▶ _Problem details_
Retype the records below word for word and omit any image.

[Saved entries]
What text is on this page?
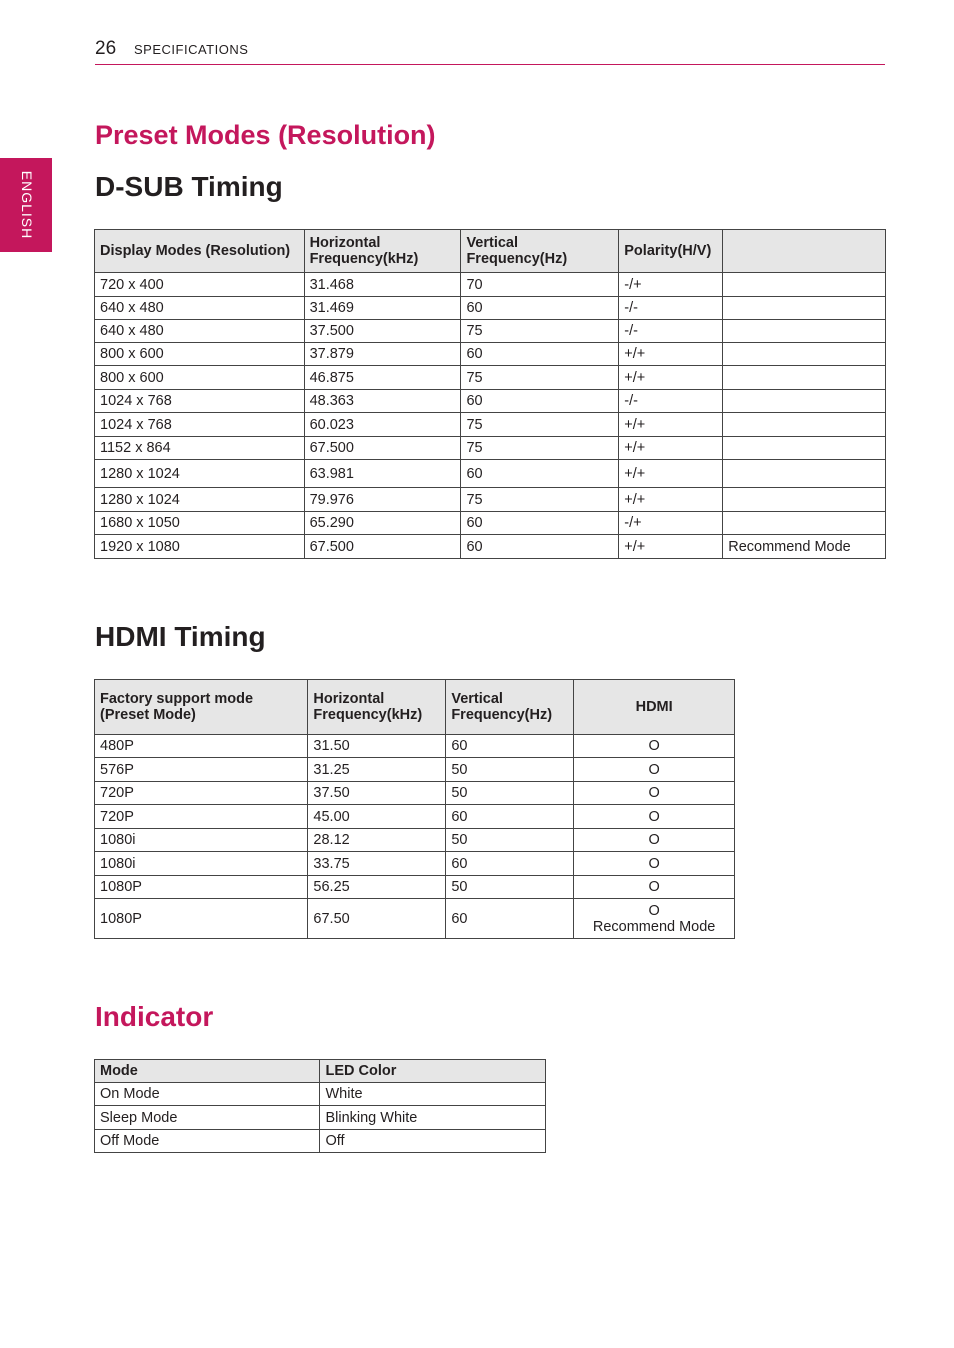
26 SPECIFICATIONS
ENGLISH
Preset Modes (Resolution)
D-SUB Timing
Display Modes (Resolution)	Horizontal Frequency(kHz)	Vertical Frequency(Hz)	Polarity(H/V)	
720 x 400	31.468	70	-/+	
640 x 480	31.469	60	-/-	
640 x 480	37.500	75	-/-	
800 x 600	37.879	60	+/+	
800 x 600	46.875	75	+/+	
1024 x 768	48.363	60	-/-	
1024 x 768	60.023	75	+/+	
1152 x 864	67.500	75	+/+	
1280 x 1024	63.981	60	+/+	
1280 x 1024	79.976	75	+/+	
1680 x 1050	65.290	60	-/+	
1920 x 1080	67.500	60	+/+	Recommend Mode
HDMI Timing
Factory support mode (Preset Mode)	Horizontal Frequency(kHz)	Vertical Frequency(Hz)	HDMI
480P	31.50	60	O
576P	31.25	50	O
720P	37.50	50	O
720P	45.00	60	O
1080i	28.12	50	O
1080i	33.75	60	O
1080P	56.25	50	O
1080P	67.50	60	O
Recommend Mode
Indicator
Mode	LED Color
On Mode	White
Sleep Mode	Blinking White
Off Mode	Off
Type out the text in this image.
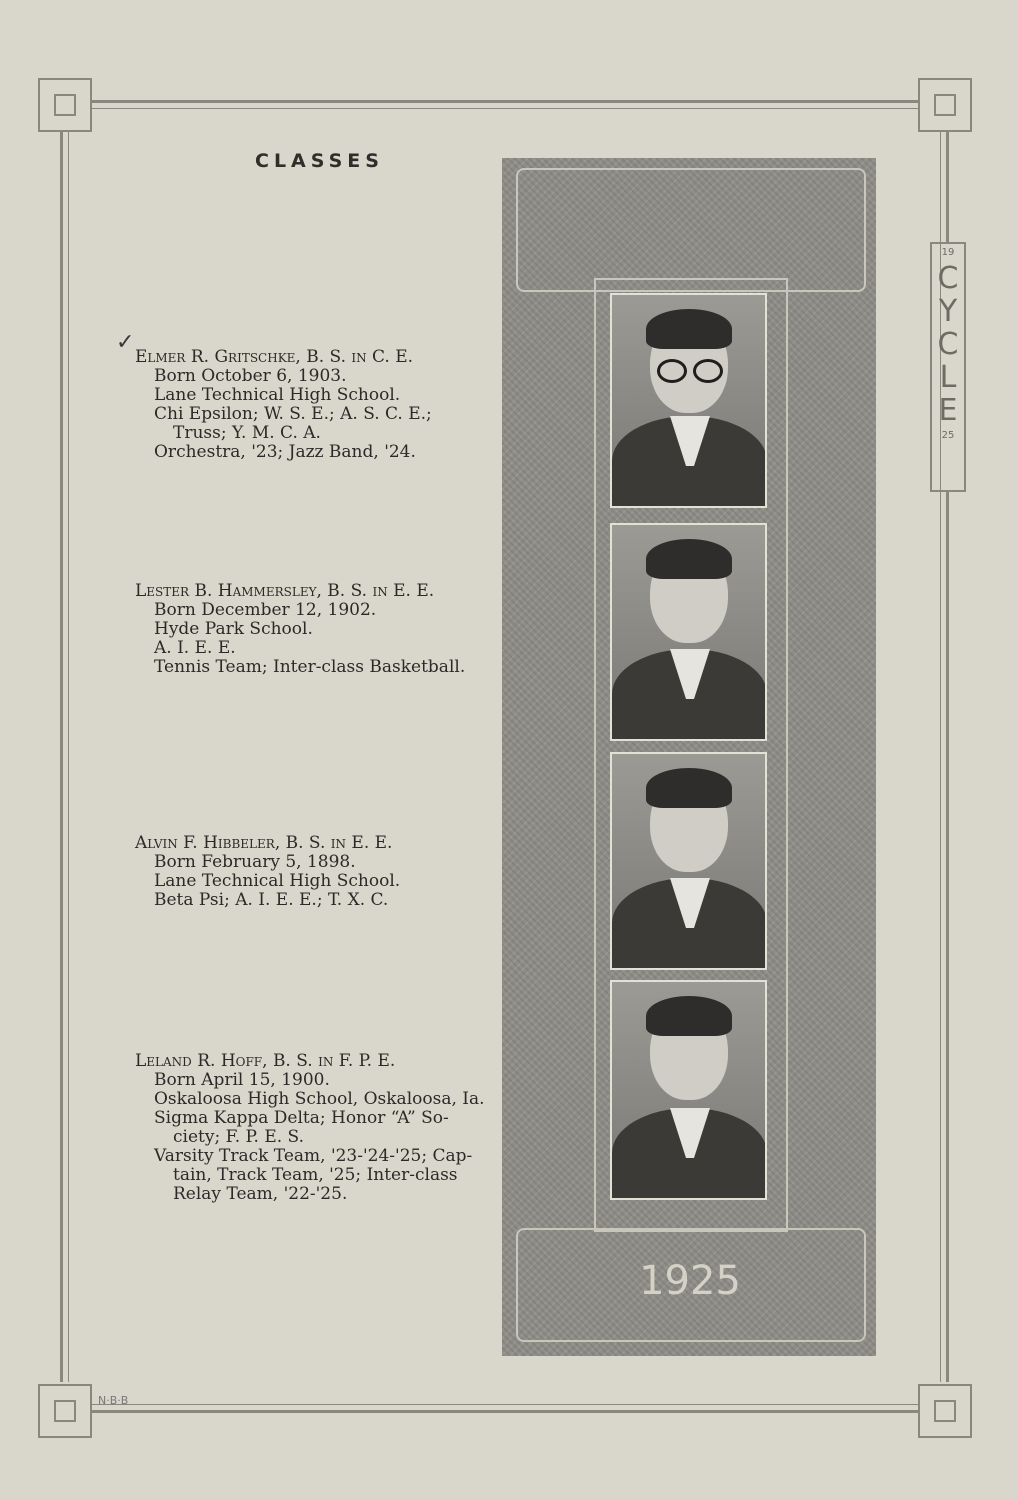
19
C
Y
C
L
E
25
CLASSES
✓
Elmer R. Gritschke, B. S. in C. E.
Born October 6, 1903.
Lane Technical High School.
Chi Epsilon; W. S. E.; A. S. C. E.;
Truss; Y. M. C. A.
Orchestra, '23; Jazz Band, '24.
Lester B. Hammersley, B. S. in E. E.
Born December 12, 1902.
Hyde Park School.
A. I. E. E.
Tennis Team; Inter-class Basketball.
Alvin F. Hibbeler, B. S. in E. E.
Born February 5, 1898.
Lane Technical High School.
Beta Psi; A. I. E. E.; T. X. C.
Leland R. Hoff, B. S. in F. P. E.
Born April 15, 1900.
Oskaloosa High School, Oskaloosa, Ia.
Sigma Kappa Delta; Honor “A” So-
ciety; F. P. E. S.
Varsity Track Team, '23-'24-'25; Cap-
tain, Track Team, '25; Inter-class
Relay Team, '22-'25.
1925
N·B·B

▶ _Task answer_
What text is on this page?
26 SPECIFICATIONS
ENGLISH
Preset Modes (Resolution)
D-SUB Timing
Display Modes (Resolution)	Horizontal Frequency(kHz)	Vertical Frequency(Hz)	Polarity(H/V)	
720 x 400	31.468	70	-/+	
640 x 480	31.469	60	-/-	
640 x 480	37.500	75	-/-	
800 x 600	37.879	60	+/+	
800 x 600	46.875	75	+/+	
1024 x 768	48.363	60	-/-	
1024 x 768	60.023	75	+/+	
1152 x 864	67.500	75	+/+	
1280 x 1024	63.981	60	+/+	
1280 x 1024	79.976	75	+/+	
1680 x 1050	65.290	60	-/+	
1920 x 1080	67.500	60	+/+	Recommend Mode
HDMI Timing
Factory support mode (Preset Mode)	Horizontal Frequency(kHz)	Vertical Frequency(Hz)	HDMI
480P	31.50	60	O
576P	31.25	50	O
720P	37.50	50	O
720P	45.00	60	O
1080i	28.12	50	O
1080i	33.75	60	O
1080P	56.25	50	O
1080P	67.50	60	O
Recommend Mode
Indicator
Mode	LED Color
On Mode	White
Sleep Mode	Blinking White
Off Mode	Off
Type out the text in this image.
19
C
Y
C
L
E
25
CLASSES
✓
Elmer R. Gritschke, B. S. in C. E.
Born October 6, 1903.
Lane Technical High School.
Chi Epsilon; W. S. E.; A. S. C. E.;
Truss; Y. M. C. A.
Orchestra, '23; Jazz Band, '24.
Lester B. Hammersley, B. S. in E. E.
Born December 12, 1902.
Hyde Park School.
A. I. E. E.
Tennis Team; Inter-class Basketball.
Alvin F. Hibbeler, B. S. in E. E.
Born February 5, 1898.
Lane Technical High School.
Beta Psi; A. I. E. E.; T. X. C.
Leland R. Hoff, B. S. in F. P. E.
Born April 15, 1900.
Oskaloosa High School, Oskaloosa, Ia.
Sigma Kappa Delta; Honor “A” So-
ciety; F. P. E. S.
Varsity Track Team, '23-'24-'25; Cap-
tain, Track Team, '25; Inter-class
Relay Team, '22-'25.
1925
N·B·B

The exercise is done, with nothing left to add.